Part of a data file
▼

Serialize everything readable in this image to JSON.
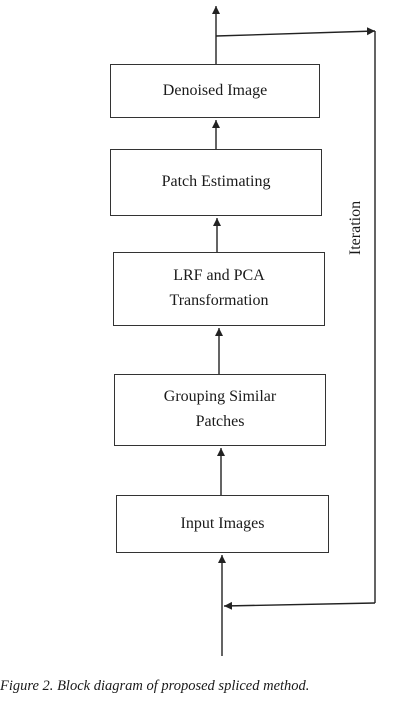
{
  "boxes": {
    "denoised": "Denoised Image",
    "patch": "Patch Estimating",
    "lrf": "LRF and PCA\nTransformation",
    "group": "Grouping Similar\nPatches",
    "input": "Input Images"
  },
  "loop_label": "Iteration",
  "caption": {
    "figure": "Figure 2.",
    "text": " Block diagram of proposed spliced method."
  }
}
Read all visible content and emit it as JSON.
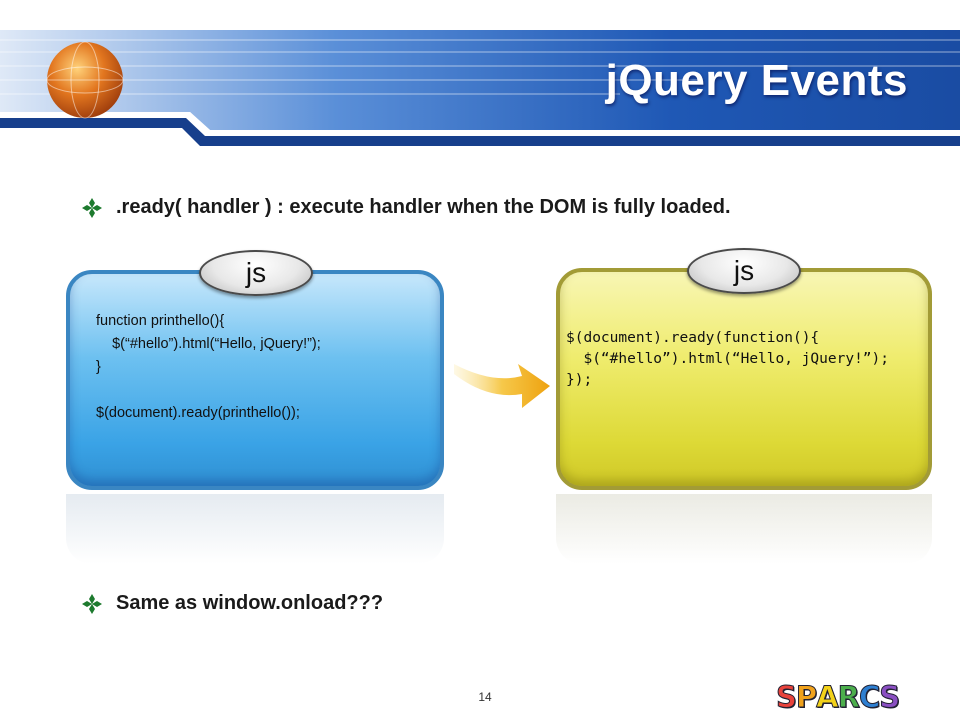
{
  "slide": {
    "title": "jQuery Events",
    "bullets": [
      ".ready( handler ) : execute handler when the DOM is fully loaded.",
      "Same as window.onload???"
    ],
    "page_number": "14"
  },
  "boxes": {
    "left": {
      "tab_label": "js",
      "code": "function printhello(){\n    $(“#hello”).html(“Hello, jQuery!”);\n}\n\n$(document).ready(printhello());"
    },
    "right": {
      "tab_label": "js",
      "code": "$(document).ready(function(){\n  $(“#hello”).html(“Hello, jQuery!”);\n});"
    }
  },
  "logo": {
    "letters": [
      "S",
      "P",
      "A",
      "R",
      "C",
      "S"
    ],
    "colors": [
      "#e8423b",
      "#f0a21c",
      "#f3d21a",
      "#4cae4c",
      "#2e7fd1",
      "#8a4fc2"
    ]
  },
  "colors": {
    "banner": "#1f58b5",
    "blue_box": "#3aa3e6",
    "yellow_box": "#ddd936",
    "arrow": "#f1b21c"
  }
}
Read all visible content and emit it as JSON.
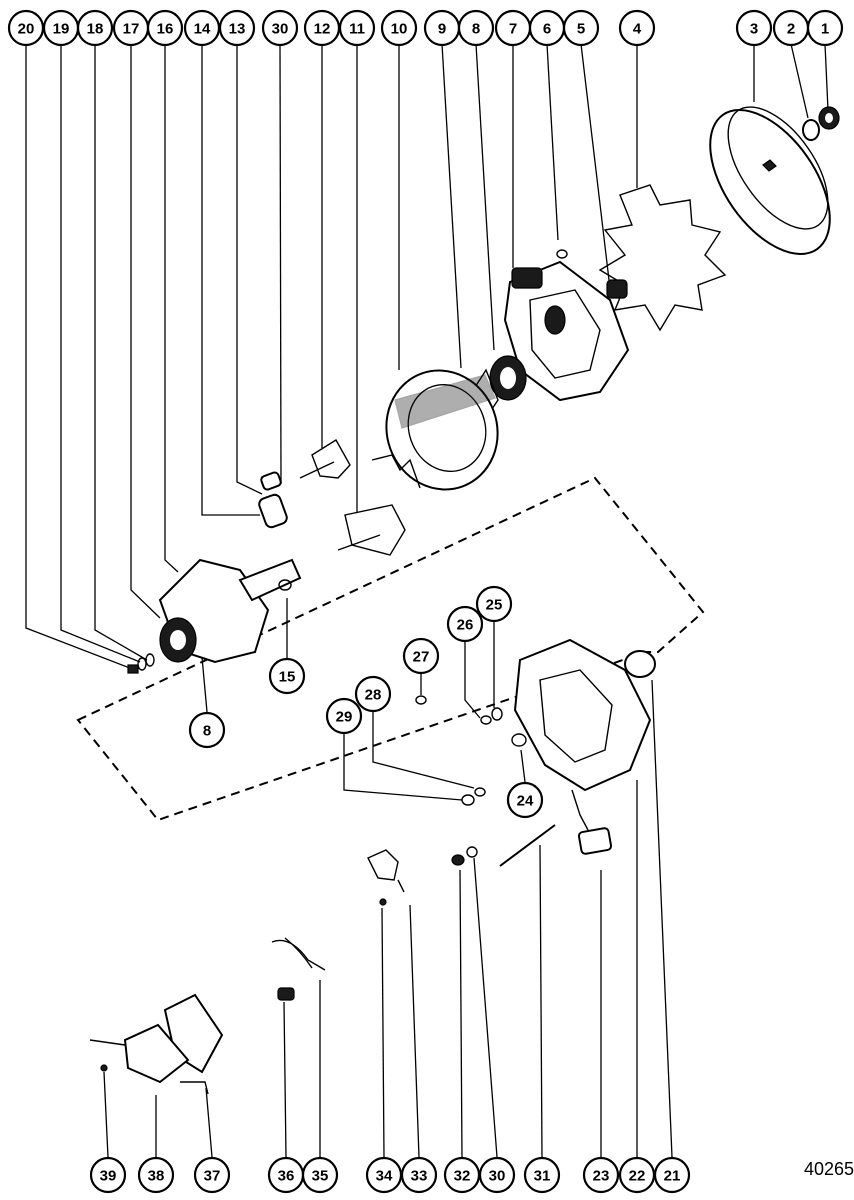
{
  "figure_number": "40265",
  "callouts": {
    "top": [
      "20",
      "19",
      "18",
      "17",
      "16",
      "14",
      "13",
      "30",
      "12",
      "11",
      "10",
      "9",
      "8",
      "7",
      "6",
      "5",
      "4",
      "3",
      "2",
      "1"
    ],
    "middle": [
      "8",
      "15",
      "27",
      "26",
      "25",
      "29",
      "28",
      "24"
    ],
    "bottom": [
      "39",
      "38",
      "37",
      "36",
      "35",
      "34",
      "33",
      "32",
      "30",
      "31",
      "23",
      "22",
      "21"
    ]
  }
}
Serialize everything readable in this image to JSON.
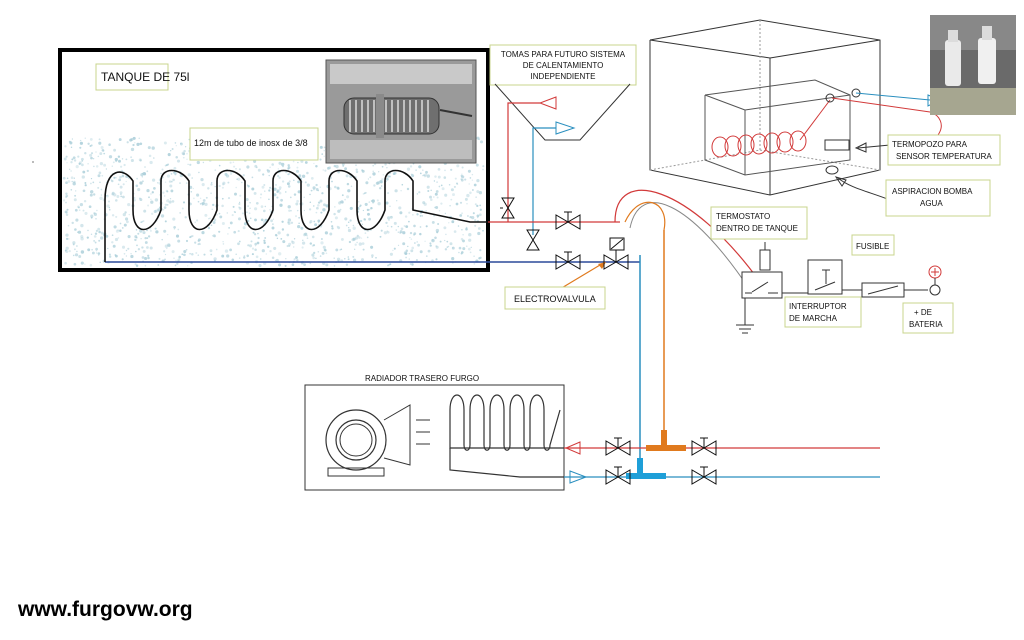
{
  "labels": {
    "tank_title": "TANQUE DE 75l",
    "tube_note": "12m de tubo de inosx de 3/8",
    "future_1": "TOMAS PARA FUTURO SISTEMA",
    "future_2": "DE CALENTAMIENTO",
    "future_3": "INDEPENDIENTE",
    "electrovalve": "ELECTROVALVULA",
    "thermostat_1": "TERMOSTATO",
    "thermostat_2": "DENTRO DE TANQUE",
    "fuse": "FUSIBLE",
    "switch_1": "INTERRUPTOR",
    "switch_2": "DE MARCHA",
    "battery_1": "+ DE",
    "battery_2": "BATERIA",
    "thermowell_1": "TERMOPOZO PARA",
    "thermowell_2": "SENSOR TEMPERATURA",
    "pump_1": "ASPIRACION BOMBA",
    "pump_2": "AGUA",
    "radiator": "RADIADOR TRASERO FURGO"
  },
  "watermark": "www.furgovw.org",
  "colors": {
    "hot_line": "#d23a3a",
    "cold_line": "#2a8fbf",
    "tank_return": "#2c4a9a",
    "orange_tee": "#e07a1e",
    "blue_tee": "#1e9fd8",
    "frame": "#000000",
    "label_border": "#c8d48c",
    "tank_fill": "#a8cdd8"
  }
}
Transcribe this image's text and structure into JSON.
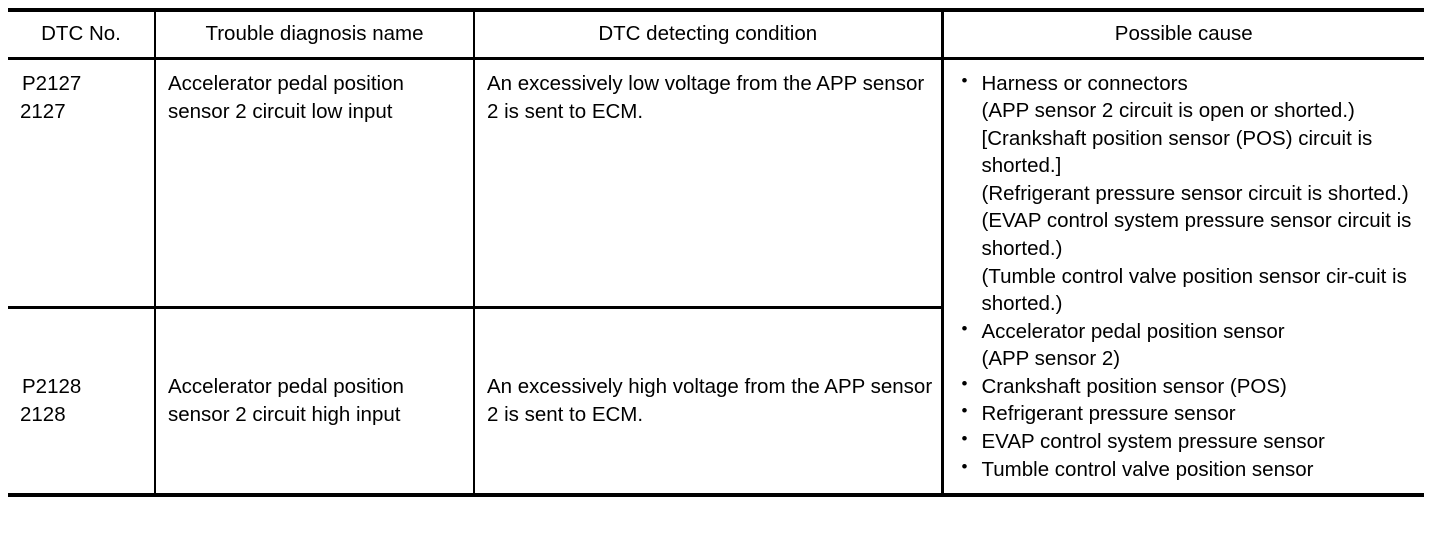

▲

Copy the data exactly. Any picture it contains is to be omitted.

- _Task response_:
Serialize everything readable in this image to JSON.
{
  "boxes": {
    "denoised": "Denoised Image",
    "patch": "Patch Estimating",
    "lrf": "LRF and PCA\nTransformation",
    "group": "Grouping Similar\nPatches",
    "input": "Input Images"
  },
  "loop_label": "Iteration",
  "caption": {
    "figure": "Figure 2.",
    "text": " Block diagram of proposed spliced method."
  }
}
Read all visible content and emit it as JSON.
{
  "slide": {
    "title": "jQuery Events",
    "bullets": [
      ".ready( handler ) : execute handler when the DOM is fully loaded.",
      "Same as window.onload???"
    ],
    "page_number": "14"
  },
  "boxes": {
    "left": {
      "tab_label": "js",
      "code": "function printhello(){\n    $(“#hello”).html(“Hello, jQuery!”);\n}\n\n$(document).ready(printhello());"
    },
    "right": {
      "tab_label": "js",
      "code": "$(document).ready(function(){\n  $(“#hello”).html(“Hello, jQuery!”);\n});"
    }
  },
  "logo": {
    "letters": [
      "S",
      "P",
      "A",
      "R",
      "C",
      "S"
    ],
    "colors": [
      "#e8423b",
      "#f0a21c",
      "#f3d21a",
      "#4cae4c",
      "#2e7fd1",
      "#8a4fc2"
    ]
  },
  "colors": {
    "banner": "#1f58b5",
    "blue_box": "#3aa3e6",
    "yellow_box": "#ddd936",
    "arrow": "#f1b21c"
  }
}
Read all visible content and emit it as JSON.
{
  "figure_number": "40265",
  "callouts": {
    "top": [
      "20",
      "19",
      "18",
      "17",
      "16",
      "14",
      "13",
      "30",
      "12",
      "11",
      "10",
      "9",
      "8",
      "7",
      "6",
      "5",
      "4",
      "3",
      "2",
      "1"
    ],
    "middle": [
      "8",
      "15",
      "27",
      "26",
      "25",
      "29",
      "28",
      "24"
    ],
    "bottom": [
      "39",
      "38",
      "37",
      "36",
      "35",
      "34",
      "33",
      "32",
      "30",
      "31",
      "23",
      "22",
      "21"
    ]
  }
}
Serialize everything readable in this image to JSON.
{
  "labels": {
    "tank_title": "TANQUE DE 75l",
    "tube_note": "12m de tubo de inosx de 3/8",
    "future_1": "TOMAS PARA FUTURO SISTEMA",
    "future_2": "DE CALENTAMIENTO",
    "future_3": "INDEPENDIENTE",
    "electrovalve": "ELECTROVALVULA",
    "thermostat_1": "TERMOSTATO",
    "thermostat_2": "DENTRO DE TANQUE",
    "fuse": "FUSIBLE",
    "switch_1": "INTERRUPTOR",
    "switch_2": "DE MARCHA",
    "battery_1": "+ DE",
    "battery_2": "BATERIA",
    "thermowell_1": "TERMOPOZO PARA",
    "thermowell_2": "SENSOR TEMPERATURA",
    "pump_1": "ASPIRACION BOMBA",
    "pump_2": "AGUA",
    "radiator": "RADIADOR TRASERO FURGO"
  },
  "watermark": "www.furgovw.org",
  "colors": {
    "hot_line": "#d23a3a",
    "cold_line": "#2a8fbf",
    "tank_return": "#2c4a9a",
    "orange_tee": "#e07a1e",
    "blue_tee": "#1e9fd8",
    "frame": "#000000",
    "label_border": "#c8d48c",
    "tank_fill": "#a8cdd8"
  }
}
Transcribe this image's text and structure into JSON.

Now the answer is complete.